→ **Task to complete**:
Go through the listing beneath this task and return every line that carries the string "title".

→ **Material supplied**:
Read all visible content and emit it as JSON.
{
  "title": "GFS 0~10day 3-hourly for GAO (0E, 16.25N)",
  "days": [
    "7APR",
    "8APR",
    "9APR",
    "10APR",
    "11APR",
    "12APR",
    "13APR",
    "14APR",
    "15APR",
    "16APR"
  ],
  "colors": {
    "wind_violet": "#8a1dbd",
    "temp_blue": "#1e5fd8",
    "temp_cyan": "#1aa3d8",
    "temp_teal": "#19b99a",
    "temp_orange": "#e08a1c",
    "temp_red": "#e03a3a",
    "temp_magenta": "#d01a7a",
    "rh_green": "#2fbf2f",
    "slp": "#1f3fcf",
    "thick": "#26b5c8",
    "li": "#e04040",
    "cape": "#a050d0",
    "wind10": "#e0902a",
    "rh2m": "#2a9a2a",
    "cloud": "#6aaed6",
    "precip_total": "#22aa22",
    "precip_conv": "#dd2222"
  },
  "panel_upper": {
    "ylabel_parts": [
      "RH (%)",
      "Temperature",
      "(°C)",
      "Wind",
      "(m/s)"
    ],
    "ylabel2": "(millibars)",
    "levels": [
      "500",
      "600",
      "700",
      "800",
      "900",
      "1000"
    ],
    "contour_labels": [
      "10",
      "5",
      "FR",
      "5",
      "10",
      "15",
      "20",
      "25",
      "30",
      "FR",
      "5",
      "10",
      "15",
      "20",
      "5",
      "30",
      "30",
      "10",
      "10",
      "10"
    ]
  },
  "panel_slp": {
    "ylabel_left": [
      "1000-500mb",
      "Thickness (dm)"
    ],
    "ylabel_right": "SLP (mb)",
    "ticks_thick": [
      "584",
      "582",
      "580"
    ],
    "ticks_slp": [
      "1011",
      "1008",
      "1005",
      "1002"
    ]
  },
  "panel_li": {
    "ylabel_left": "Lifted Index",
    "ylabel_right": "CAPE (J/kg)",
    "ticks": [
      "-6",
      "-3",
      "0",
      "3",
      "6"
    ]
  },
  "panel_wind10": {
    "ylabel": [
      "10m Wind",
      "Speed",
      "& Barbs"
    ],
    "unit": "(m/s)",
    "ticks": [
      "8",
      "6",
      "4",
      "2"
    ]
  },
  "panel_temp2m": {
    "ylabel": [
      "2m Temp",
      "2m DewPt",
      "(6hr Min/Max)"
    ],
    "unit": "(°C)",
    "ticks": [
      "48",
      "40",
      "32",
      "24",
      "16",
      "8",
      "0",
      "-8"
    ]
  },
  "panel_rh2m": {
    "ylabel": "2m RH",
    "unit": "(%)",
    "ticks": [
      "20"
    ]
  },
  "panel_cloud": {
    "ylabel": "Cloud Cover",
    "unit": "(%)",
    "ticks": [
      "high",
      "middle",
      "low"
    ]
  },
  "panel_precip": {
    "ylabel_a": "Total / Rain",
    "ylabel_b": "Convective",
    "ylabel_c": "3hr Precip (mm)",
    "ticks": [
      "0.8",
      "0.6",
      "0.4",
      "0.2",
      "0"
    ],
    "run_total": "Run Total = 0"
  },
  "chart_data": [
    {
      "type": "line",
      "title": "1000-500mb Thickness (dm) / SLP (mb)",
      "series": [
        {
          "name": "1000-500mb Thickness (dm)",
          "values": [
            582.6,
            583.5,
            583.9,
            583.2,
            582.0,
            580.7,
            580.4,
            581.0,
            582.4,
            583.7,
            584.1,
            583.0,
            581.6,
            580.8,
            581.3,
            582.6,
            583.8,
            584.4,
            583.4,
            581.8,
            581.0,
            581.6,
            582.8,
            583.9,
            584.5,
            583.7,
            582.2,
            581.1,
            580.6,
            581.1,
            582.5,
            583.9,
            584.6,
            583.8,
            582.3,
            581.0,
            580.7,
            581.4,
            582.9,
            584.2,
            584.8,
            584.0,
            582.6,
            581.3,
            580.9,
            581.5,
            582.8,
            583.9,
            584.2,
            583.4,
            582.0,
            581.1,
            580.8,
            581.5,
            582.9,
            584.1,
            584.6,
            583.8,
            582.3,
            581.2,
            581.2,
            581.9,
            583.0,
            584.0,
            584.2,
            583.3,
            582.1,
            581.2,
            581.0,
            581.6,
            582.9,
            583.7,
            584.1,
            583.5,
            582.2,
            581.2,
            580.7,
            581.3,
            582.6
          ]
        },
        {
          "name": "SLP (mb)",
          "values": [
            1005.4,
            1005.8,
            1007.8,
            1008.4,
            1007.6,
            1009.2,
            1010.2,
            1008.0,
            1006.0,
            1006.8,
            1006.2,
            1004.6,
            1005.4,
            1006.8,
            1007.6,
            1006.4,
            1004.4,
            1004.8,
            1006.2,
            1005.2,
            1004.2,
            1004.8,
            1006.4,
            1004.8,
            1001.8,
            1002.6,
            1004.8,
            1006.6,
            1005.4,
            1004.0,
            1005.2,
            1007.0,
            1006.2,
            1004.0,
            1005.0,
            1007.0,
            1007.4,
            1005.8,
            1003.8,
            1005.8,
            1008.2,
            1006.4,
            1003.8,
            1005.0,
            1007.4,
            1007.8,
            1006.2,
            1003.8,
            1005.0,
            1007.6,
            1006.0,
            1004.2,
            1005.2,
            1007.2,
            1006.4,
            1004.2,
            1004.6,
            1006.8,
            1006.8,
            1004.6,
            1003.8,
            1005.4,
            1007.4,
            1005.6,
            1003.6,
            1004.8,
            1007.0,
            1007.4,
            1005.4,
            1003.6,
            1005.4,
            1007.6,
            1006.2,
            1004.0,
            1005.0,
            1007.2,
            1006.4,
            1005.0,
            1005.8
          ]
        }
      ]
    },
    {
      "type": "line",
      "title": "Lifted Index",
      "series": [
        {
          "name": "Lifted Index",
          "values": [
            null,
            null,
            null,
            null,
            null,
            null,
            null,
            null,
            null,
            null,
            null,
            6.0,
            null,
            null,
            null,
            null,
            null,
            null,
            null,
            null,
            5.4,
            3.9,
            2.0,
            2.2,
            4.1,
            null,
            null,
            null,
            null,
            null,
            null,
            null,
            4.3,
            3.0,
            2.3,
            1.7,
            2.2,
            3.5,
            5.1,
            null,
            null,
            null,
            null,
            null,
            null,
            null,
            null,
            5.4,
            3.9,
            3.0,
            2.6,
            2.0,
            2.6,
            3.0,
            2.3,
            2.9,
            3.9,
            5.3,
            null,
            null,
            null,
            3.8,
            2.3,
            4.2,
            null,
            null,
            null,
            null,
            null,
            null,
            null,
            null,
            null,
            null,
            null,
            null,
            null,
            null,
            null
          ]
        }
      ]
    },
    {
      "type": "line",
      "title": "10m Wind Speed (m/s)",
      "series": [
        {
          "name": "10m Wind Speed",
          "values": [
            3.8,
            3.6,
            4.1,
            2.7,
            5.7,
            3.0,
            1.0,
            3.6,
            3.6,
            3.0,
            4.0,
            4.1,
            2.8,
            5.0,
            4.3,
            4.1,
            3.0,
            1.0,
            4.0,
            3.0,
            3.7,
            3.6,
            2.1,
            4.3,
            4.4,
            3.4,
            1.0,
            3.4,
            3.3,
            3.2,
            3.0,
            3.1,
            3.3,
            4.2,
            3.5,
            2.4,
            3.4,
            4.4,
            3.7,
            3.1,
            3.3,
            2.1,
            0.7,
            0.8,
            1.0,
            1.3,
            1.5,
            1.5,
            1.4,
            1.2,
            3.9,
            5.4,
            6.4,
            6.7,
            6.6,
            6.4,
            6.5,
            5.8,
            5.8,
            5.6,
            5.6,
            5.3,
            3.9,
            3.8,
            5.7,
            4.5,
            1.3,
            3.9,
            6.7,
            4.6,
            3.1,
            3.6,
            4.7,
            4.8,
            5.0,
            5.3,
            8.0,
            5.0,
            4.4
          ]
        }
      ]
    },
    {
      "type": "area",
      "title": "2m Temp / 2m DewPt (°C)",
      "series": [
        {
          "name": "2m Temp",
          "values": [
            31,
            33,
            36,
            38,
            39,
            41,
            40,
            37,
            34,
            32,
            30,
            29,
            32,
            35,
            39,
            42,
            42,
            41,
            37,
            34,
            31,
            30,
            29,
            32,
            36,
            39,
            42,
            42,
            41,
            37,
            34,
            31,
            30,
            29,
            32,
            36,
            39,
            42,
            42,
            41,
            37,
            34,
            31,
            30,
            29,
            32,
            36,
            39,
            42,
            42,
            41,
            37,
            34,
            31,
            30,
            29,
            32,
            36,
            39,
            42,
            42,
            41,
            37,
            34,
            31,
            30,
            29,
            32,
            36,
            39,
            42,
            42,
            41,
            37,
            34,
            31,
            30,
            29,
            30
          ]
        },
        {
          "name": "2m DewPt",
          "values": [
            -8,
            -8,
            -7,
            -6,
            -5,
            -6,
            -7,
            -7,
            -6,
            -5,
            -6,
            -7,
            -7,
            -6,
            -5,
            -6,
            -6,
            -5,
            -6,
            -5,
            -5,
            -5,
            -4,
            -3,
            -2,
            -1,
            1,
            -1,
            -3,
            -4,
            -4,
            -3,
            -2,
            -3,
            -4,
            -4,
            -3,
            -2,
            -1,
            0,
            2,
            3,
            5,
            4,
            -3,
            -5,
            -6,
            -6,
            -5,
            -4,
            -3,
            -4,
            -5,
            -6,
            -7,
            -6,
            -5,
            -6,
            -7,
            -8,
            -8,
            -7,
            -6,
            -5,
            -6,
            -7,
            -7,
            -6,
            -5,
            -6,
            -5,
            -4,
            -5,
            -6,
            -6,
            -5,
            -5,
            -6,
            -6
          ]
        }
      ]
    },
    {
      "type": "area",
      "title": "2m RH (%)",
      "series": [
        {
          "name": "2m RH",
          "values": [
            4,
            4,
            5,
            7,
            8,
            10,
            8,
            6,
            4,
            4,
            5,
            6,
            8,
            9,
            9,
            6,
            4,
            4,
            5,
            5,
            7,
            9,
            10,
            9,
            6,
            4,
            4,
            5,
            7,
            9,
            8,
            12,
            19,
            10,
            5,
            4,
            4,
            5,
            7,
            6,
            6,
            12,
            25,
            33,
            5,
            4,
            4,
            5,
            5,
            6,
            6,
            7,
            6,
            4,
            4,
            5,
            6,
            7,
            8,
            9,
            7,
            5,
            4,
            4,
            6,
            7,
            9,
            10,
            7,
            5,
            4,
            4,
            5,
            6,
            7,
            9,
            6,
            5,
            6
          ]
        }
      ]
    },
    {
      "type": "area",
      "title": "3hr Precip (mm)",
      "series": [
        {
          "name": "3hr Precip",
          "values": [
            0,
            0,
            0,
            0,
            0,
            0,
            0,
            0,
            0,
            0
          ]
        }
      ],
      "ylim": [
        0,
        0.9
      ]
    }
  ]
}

→ **Exercise output**:
  "title": "GFS 0~10day 3-hourly for GAO (0E, 16.25N)",
      "title": "1000-500mb Thickness (dm) / SLP (mb)",
      "title": "Lifted Index",
      "title": "10m Wind Speed (m/s)",
      "title": "2m Temp / 2m DewPt (°C)",
      "title": "2m RH (%)",
      "title": "3hr Precip (mm)",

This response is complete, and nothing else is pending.